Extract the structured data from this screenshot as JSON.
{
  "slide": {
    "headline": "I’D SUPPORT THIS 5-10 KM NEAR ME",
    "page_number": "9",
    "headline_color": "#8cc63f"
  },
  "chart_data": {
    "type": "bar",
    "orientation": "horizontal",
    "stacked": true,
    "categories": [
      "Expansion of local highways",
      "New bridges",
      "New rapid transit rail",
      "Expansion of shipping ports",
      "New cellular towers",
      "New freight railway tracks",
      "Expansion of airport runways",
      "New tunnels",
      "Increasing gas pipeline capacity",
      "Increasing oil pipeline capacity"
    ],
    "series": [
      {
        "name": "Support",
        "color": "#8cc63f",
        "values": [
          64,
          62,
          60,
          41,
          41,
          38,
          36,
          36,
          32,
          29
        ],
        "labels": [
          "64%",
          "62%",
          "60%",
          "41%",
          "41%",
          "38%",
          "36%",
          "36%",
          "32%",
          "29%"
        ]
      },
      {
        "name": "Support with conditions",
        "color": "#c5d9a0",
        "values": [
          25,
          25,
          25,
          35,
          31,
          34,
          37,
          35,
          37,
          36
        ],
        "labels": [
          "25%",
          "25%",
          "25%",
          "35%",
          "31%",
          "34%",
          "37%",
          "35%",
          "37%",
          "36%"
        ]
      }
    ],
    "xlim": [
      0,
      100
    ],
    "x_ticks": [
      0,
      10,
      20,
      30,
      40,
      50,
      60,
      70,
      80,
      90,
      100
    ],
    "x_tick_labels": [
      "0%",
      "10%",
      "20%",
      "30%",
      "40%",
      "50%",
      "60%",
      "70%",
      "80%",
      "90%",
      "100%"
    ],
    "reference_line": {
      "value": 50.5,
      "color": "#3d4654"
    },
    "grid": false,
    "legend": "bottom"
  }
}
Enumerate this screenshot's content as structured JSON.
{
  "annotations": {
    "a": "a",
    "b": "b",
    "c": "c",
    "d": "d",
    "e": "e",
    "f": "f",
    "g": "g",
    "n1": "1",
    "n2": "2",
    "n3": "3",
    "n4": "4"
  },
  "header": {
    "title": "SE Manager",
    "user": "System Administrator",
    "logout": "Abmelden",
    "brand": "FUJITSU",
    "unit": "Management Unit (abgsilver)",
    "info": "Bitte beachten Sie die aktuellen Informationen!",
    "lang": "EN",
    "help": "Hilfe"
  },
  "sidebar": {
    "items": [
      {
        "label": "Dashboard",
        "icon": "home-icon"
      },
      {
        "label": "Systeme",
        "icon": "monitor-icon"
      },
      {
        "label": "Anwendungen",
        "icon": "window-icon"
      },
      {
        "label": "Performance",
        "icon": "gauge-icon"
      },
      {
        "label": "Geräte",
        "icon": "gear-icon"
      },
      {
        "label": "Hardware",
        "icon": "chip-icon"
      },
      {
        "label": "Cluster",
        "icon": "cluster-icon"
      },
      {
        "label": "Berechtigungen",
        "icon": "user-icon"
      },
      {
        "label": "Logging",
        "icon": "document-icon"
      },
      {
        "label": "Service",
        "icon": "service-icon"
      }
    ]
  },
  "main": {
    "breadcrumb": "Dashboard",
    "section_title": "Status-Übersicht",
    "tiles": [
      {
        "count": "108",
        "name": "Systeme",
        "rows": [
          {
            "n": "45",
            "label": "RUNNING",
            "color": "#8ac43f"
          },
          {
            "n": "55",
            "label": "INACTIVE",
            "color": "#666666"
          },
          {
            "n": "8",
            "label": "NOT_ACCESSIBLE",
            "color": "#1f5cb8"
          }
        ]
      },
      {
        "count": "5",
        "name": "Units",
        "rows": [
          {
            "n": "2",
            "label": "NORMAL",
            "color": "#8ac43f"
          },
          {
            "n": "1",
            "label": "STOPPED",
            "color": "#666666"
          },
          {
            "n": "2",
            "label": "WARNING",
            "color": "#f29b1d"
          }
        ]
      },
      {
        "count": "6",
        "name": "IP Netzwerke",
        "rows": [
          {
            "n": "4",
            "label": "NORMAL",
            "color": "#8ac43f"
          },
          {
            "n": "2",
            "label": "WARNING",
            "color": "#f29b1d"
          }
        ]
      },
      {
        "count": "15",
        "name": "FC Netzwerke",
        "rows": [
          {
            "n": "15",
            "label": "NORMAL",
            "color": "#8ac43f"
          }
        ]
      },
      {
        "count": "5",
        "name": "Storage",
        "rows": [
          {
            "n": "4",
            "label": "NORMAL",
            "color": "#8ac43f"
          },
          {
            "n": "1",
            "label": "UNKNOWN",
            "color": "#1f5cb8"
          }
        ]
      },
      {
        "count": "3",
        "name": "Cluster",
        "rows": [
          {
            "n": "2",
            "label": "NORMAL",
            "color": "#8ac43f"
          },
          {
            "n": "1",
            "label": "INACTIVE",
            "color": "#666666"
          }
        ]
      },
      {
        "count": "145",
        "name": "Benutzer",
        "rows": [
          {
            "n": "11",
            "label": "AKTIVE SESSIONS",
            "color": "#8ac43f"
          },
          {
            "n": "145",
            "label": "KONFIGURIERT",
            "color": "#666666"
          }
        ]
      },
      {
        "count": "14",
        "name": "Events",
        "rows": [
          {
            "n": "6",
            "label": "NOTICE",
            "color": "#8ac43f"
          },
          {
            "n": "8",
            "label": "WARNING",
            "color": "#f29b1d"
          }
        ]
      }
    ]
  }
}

» PROBLEM DESCRIPTION
Transcribe the records above exactly as they appear.

» EXERCISE OUTPUT
Extract the structured data from this screenshot as JSON.
{
  "slide": {
    "headline": "I’D SUPPORT THIS 5-10 KM NEAR ME",
    "page_number": "9",
    "headline_color": "#8cc63f"
  },
  "chart_data": {
    "type": "bar",
    "orientation": "horizontal",
    "stacked": true,
    "categories": [
      "Expansion of local highways",
      "New bridges",
      "New rapid transit rail",
      "Expansion of shipping ports",
      "New cellular towers",
      "New freight railway tracks",
      "Expansion of airport runways",
      "New tunnels",
      "Increasing gas pipeline capacity",
      "Increasing oil pipeline capacity"
    ],
    "series": [
      {
        "name": "Support",
        "color": "#8cc63f",
        "values": [
          64,
          62,
          60,
          41,
          41,
          38,
          36,
          36,
          32,
          29
        ],
        "labels": [
          "64%",
          "62%",
          "60%",
          "41%",
          "41%",
          "38%",
          "36%",
          "36%",
          "32%",
          "29%"
        ]
      },
      {
        "name": "Support with conditions",
        "color": "#c5d9a0",
        "values": [
          25,
          25,
          25,
          35,
          31,
          34,
          37,
          35,
          37,
          36
        ],
        "labels": [
          "25%",
          "25%",
          "25%",
          "35%",
          "31%",
          "34%",
          "37%",
          "35%",
          "37%",
          "36%"
        ]
      }
    ],
    "xlim": [
      0,
      100
    ],
    "x_ticks": [
      0,
      10,
      20,
      30,
      40,
      50,
      60,
      70,
      80,
      90,
      100
    ],
    "x_tick_labels": [
      "0%",
      "10%",
      "20%",
      "30%",
      "40%",
      "50%",
      "60%",
      "70%",
      "80%",
      "90%",
      "100%"
    ],
    "reference_line": {
      "value": 50.5,
      "color": "#3d4654"
    },
    "grid": false,
    "legend": "bottom"
  }
}
Enumerate this screenshot's content as structured JSON.
{
  "annotations": {
    "a": "a",
    "b": "b",
    "c": "c",
    "d": "d",
    "e": "e",
    "f": "f",
    "g": "g",
    "n1": "1",
    "n2": "2",
    "n3": "3",
    "n4": "4"
  },
  "header": {
    "title": "SE Manager",
    "user": "System Administrator",
    "logout": "Abmelden",
    "brand": "FUJITSU",
    "unit": "Management Unit (abgsilver)",
    "info": "Bitte beachten Sie die aktuellen Informationen!",
    "lang": "EN",
    "help": "Hilfe"
  },
  "sidebar": {
    "items": [
      {
        "label": "Dashboard",
        "icon": "home-icon"
      },
      {
        "label": "Systeme",
        "icon": "monitor-icon"
      },
      {
        "label": "Anwendungen",
        "icon": "window-icon"
      },
      {
        "label": "Performance",
        "icon": "gauge-icon"
      },
      {
        "label": "Geräte",
        "icon": "gear-icon"
      },
      {
        "label": "Hardware",
        "icon": "chip-icon"
      },
      {
        "label": "Cluster",
        "icon": "cluster-icon"
      },
      {
        "label": "Berechtigungen",
        "icon": "user-icon"
      },
      {
        "label": "Logging",
        "icon": "document-icon"
      },
      {
        "label": "Service",
        "icon": "service-icon"
      }
    ]
  },
  "main": {
    "breadcrumb": "Dashboard",
    "section_title": "Status-Übersicht",
    "tiles": [
      {
        "count": "108",
        "name": "Systeme",
        "rows": [
          {
            "n": "45",
            "label": "RUNNING",
            "color": "#8ac43f"
          },
          {
            "n": "55",
            "label": "INACTIVE",
            "color": "#666666"
          },
          {
            "n": "8",
            "label": "NOT_ACCESSIBLE",
            "color": "#1f5cb8"
          }
        ]
      },
      {
        "count": "5",
        "name": "Units",
        "rows": [
          {
            "n": "2",
            "label": "NORMAL",
            "color": "#8ac43f"
          },
          {
            "n": "1",
            "label": "STOPPED",
            "color": "#666666"
          },
          {
            "n": "2",
            "label": "WARNING",
            "color": "#f29b1d"
          }
        ]
      },
      {
        "count": "6",
        "name": "IP Netzwerke",
        "rows": [
          {
            "n": "4",
            "label": "NORMAL",
            "color": "#8ac43f"
          },
          {
            "n": "2",
            "label": "WARNING",
            "color": "#f29b1d"
          }
        ]
      },
      {
        "count": "15",
        "name": "FC Netzwerke",
        "rows": [
          {
            "n": "15",
            "label": "NORMAL",
            "color": "#8ac43f"
          }
        ]
      },
      {
        "count": "5",
        "name": "Storage",
        "rows": [
          {
            "n": "4",
            "label": "NORMAL",
            "color": "#8ac43f"
          },
          {
            "n": "1",
            "label": "UNKNOWN",
            "color": "#1f5cb8"
          }
        ]
      },
      {
        "count": "3",
        "name": "Cluster",
        "rows": [
          {
            "n": "2",
            "label": "NORMAL",
            "color": "#8ac43f"
          },
          {
            "n": "1",
            "label": "INACTIVE",
            "color": "#666666"
          }
        ]
      },
      {
        "count": "145",
        "name": "Benutzer",
        "rows": [
          {
            "n": "11",
            "label": "AKTIVE SESSIONS",
            "color": "#8ac43f"
          },
          {
            "n": "145",
            "label": "KONFIGURIERT",
            "color": "#666666"
          }
        ]
      },
      {
        "count": "14",
        "name": "Events",
        "rows": [
          {
            "n": "6",
            "label": "NOTICE",
            "color": "#8ac43f"
          },
          {
            "n": "8",
            "label": "WARNING",
            "color": "#f29b1d"
          }
        ]
      }
    ]
  }
}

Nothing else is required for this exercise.